*** Given data ***

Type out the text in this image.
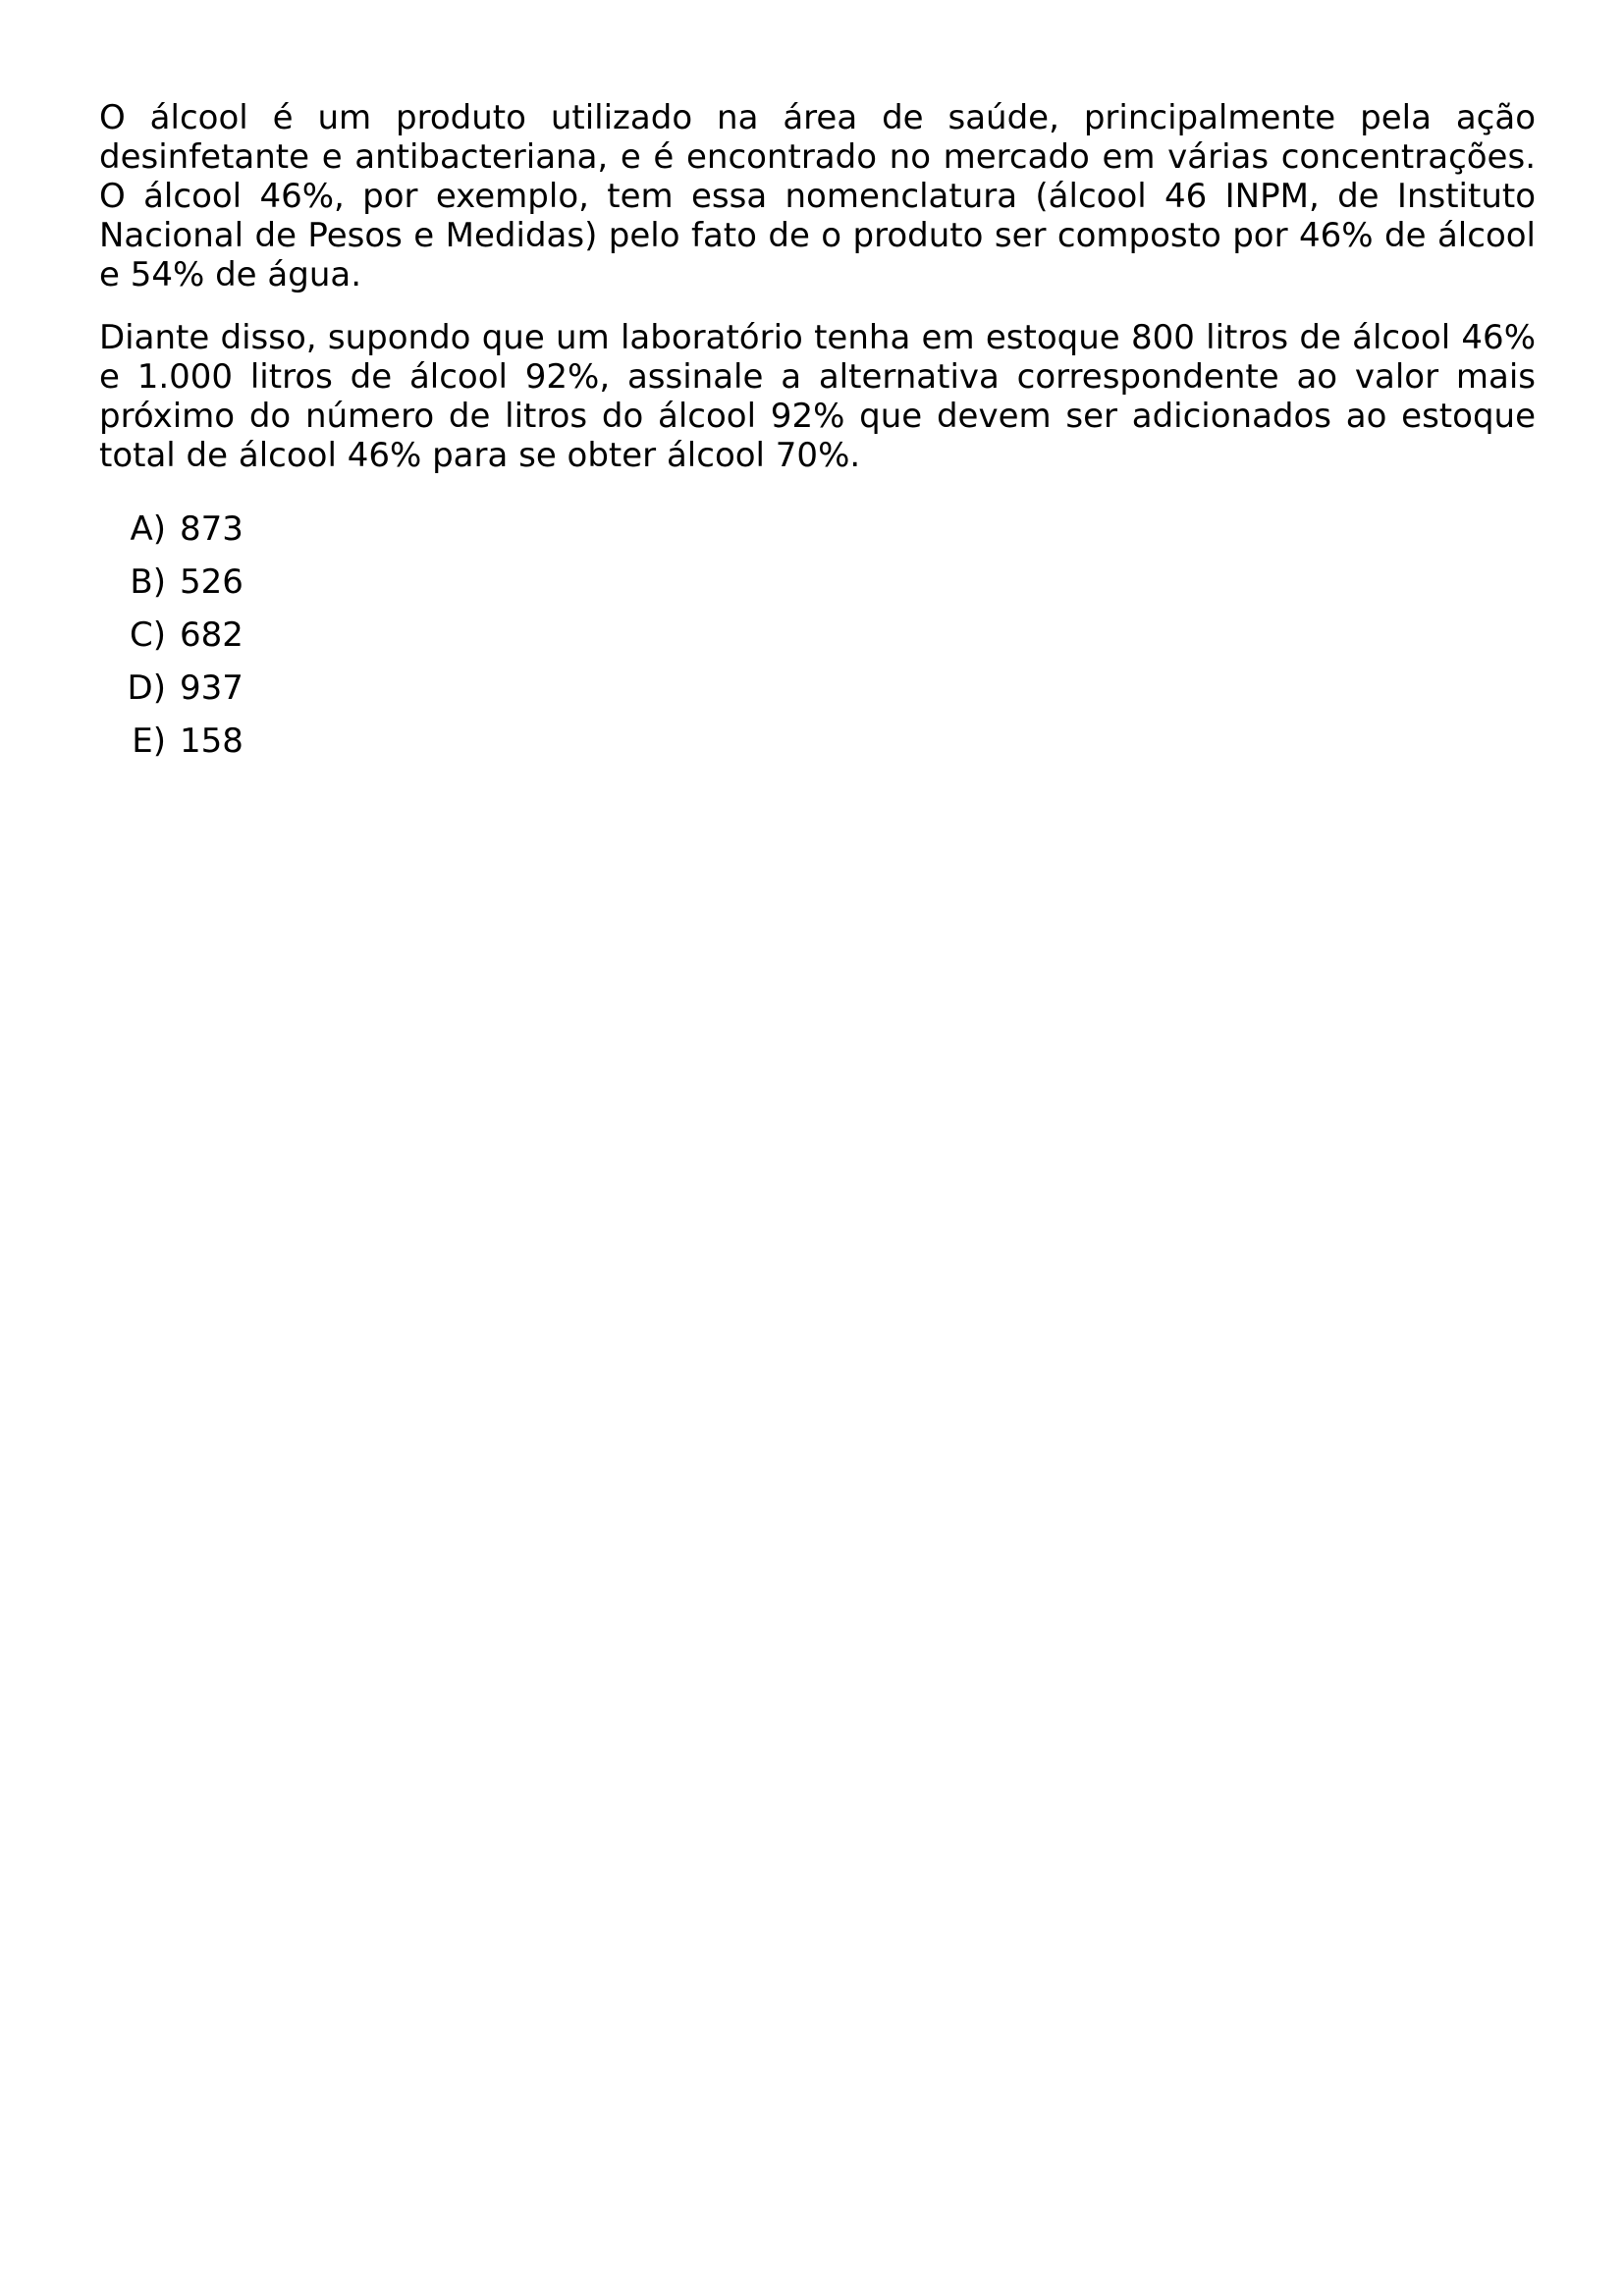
O álcool é um produto utilizado na área de saúde, principalmente pela ação desinfetante e antibacteriana, e é encontrado no mercado em várias concentrações. O álcool 46%, por exemplo, tem essa nomenclatura (álcool 46 INPM, de Instituto Nacional de Pesos e Medidas) pelo fato de o produto ser composto por 46% de álcool e 54% de água.

Diante disso, supondo que um laboratório tenha em estoque 800 litros de álcool 46% e 1.000 litros de álcool 92%, assinale a alternativa correspondente ao valor mais próximo do número de litros do álcool 92% que devem ser adicionados ao estoque total de álcool 46% para se obter álcool 70%.

A) 873
B) 526
C) 682
D) 937
E) 158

*** End of Given data ***

Task objective: Without the pictures, transcribe the listing exactly as it stands.

Exercise output:
Type out the text in this image.
O álcool é um produto utilizado na área de saúde, principalmente pela ação desinfetante e antibacteriana, e é encontrado no mercado em várias concentrações. O álcool 46%, por exemplo, tem essa nomenclatura (álcool 46 INPM, de Instituto Nacional de Pesos e Medidas) pelo fato de o produto ser composto por 46% de álcool e 54% de água.

Diante disso, supondo que um laboratório tenha em estoque 800 litros de álcool 46% e 1.000 litros de álcool 92%, assinale a alternativa correspondente ao valor mais próximo do número de litros do álcool 92% que devem ser adicionados ao estoque total de álcool 46% para se obter álcool 70%.

A) 873
B) 526
C) 682
D) 937
E) 158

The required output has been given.